━━━ Records for the task

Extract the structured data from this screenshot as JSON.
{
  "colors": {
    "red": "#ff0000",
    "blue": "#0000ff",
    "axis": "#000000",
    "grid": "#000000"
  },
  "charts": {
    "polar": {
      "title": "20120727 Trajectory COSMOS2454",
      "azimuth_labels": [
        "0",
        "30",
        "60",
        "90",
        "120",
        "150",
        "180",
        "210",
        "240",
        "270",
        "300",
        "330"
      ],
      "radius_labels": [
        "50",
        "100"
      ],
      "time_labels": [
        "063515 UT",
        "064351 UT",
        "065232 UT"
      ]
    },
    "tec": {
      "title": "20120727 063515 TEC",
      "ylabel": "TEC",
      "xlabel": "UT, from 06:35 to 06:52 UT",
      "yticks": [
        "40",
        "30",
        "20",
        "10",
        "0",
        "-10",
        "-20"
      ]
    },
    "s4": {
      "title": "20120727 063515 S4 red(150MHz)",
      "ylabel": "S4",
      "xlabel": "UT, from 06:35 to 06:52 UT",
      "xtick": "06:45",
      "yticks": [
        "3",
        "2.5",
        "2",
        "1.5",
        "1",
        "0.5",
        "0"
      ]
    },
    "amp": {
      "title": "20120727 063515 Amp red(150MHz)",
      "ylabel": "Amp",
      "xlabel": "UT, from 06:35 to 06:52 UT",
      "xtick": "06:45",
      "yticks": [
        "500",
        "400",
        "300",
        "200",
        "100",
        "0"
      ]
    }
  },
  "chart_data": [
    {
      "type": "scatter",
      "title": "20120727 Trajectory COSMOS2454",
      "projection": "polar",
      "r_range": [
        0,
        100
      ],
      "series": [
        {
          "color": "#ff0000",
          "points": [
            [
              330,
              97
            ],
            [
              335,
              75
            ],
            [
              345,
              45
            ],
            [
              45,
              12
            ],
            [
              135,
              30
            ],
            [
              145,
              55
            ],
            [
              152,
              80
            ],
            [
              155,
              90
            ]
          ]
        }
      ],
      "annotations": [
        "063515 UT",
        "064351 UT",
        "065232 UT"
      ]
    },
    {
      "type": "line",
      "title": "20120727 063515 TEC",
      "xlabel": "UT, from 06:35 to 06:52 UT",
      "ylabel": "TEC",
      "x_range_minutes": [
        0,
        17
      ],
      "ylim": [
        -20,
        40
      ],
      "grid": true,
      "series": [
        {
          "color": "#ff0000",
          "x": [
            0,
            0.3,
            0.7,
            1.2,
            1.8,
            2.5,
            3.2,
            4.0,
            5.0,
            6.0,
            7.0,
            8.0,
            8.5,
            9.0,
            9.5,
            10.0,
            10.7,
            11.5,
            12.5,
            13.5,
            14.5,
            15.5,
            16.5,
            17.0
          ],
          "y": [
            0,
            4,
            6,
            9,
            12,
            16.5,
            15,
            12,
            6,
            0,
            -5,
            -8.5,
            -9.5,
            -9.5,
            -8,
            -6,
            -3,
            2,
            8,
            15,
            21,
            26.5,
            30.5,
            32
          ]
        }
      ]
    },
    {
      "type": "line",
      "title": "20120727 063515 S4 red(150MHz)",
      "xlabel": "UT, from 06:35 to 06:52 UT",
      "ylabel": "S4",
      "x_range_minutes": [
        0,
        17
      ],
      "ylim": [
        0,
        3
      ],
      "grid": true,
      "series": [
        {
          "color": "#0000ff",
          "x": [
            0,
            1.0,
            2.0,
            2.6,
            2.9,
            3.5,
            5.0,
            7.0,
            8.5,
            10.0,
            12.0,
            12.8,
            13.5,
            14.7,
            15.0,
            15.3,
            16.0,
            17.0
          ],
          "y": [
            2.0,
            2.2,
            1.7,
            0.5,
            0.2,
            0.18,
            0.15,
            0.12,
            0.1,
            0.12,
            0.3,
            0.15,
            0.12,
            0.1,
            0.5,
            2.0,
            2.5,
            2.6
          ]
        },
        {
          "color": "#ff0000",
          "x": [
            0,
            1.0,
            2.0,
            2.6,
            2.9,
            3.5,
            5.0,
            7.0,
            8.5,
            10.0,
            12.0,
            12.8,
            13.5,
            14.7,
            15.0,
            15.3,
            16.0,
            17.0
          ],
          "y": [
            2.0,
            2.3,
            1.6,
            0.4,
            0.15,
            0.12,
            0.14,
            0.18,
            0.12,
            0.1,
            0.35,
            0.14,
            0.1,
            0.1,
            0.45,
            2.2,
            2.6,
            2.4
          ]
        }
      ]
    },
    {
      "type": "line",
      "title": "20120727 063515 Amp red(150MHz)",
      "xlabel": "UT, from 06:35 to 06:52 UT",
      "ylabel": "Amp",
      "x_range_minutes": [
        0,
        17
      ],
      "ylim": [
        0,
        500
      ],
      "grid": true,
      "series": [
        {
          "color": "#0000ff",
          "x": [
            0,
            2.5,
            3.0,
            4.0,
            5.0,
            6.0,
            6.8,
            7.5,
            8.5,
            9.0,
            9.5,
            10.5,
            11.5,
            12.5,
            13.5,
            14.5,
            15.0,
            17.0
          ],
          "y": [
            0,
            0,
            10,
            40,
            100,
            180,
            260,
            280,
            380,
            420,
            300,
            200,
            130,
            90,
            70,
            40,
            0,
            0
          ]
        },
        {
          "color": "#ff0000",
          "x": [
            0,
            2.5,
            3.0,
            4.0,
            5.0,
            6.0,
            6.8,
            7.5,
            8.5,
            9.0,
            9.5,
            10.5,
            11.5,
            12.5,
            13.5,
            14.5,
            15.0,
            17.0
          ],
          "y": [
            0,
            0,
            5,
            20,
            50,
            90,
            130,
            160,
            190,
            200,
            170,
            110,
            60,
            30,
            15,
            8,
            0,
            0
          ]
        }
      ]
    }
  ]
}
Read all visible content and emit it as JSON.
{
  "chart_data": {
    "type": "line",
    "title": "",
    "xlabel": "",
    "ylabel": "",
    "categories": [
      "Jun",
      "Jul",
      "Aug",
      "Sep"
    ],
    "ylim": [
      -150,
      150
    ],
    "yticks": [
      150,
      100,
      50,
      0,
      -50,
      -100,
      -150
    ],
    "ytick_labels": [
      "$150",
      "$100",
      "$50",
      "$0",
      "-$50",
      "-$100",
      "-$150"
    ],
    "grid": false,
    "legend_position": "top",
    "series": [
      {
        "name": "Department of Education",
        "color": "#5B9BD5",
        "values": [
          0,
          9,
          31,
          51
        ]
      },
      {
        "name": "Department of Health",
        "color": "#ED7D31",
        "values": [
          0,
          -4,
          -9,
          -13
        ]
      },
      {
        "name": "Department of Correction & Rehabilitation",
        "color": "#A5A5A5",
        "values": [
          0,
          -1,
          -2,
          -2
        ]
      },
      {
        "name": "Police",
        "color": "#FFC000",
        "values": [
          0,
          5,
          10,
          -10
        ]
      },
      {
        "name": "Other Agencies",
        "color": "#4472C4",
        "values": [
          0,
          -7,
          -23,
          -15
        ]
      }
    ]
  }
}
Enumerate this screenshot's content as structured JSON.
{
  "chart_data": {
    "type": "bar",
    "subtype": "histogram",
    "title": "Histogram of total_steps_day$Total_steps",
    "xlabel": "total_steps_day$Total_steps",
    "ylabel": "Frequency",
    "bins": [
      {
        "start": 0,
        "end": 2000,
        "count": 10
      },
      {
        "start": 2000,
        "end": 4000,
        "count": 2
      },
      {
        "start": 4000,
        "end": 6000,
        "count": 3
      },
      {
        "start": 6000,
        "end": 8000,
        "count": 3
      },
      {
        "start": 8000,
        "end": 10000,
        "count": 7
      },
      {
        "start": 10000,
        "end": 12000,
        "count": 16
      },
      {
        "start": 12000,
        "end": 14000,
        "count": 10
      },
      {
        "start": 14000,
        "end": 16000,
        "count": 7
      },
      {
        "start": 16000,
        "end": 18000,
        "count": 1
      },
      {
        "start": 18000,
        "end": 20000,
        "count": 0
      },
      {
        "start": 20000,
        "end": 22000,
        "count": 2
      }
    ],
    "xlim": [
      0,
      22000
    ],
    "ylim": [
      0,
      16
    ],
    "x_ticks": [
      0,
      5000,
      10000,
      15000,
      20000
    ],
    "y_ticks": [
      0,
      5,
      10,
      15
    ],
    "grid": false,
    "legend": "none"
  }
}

━━━━━━

> _Problem requirements_
Copy every line of the listing containing the string "Department".

> _The output_
        "name": "Department of Education",
        "name": "Department of Health",
        "name": "Department of Correction & Rehabilitation",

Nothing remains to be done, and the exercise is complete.